**What to work on:** Search the data for the word "Część". Reproduce every line where it is found.

— start Entries provided —

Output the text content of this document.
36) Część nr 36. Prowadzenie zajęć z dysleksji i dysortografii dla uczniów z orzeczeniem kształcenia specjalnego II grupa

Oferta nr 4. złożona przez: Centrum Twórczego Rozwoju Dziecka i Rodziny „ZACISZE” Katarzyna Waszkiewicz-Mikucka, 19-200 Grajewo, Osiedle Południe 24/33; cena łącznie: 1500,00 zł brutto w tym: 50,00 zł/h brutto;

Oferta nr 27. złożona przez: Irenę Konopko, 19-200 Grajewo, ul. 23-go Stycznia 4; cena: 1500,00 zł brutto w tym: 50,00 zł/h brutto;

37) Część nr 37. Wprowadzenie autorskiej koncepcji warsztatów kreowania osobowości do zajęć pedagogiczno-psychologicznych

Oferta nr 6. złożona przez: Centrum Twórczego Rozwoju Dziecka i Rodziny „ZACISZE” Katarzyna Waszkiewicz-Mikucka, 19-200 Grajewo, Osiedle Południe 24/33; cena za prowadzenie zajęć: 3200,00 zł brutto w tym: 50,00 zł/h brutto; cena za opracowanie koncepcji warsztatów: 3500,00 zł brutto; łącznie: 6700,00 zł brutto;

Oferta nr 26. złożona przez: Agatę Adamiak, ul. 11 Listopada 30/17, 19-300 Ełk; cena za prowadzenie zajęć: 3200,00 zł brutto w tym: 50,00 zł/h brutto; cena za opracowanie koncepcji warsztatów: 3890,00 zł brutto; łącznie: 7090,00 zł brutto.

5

— end Entries provided —

**Task output:**
36) Część nr 36. Prowadzenie zajęć z dysleksji i dysortografii dla uczniów z orzeczeniem kształcenia specjalnego II grupa
37) Część nr 37. Wprowadzenie autorskiej koncepcji warsztatów kreowania osobowości do zajęć pedagogiczno-psychologicznych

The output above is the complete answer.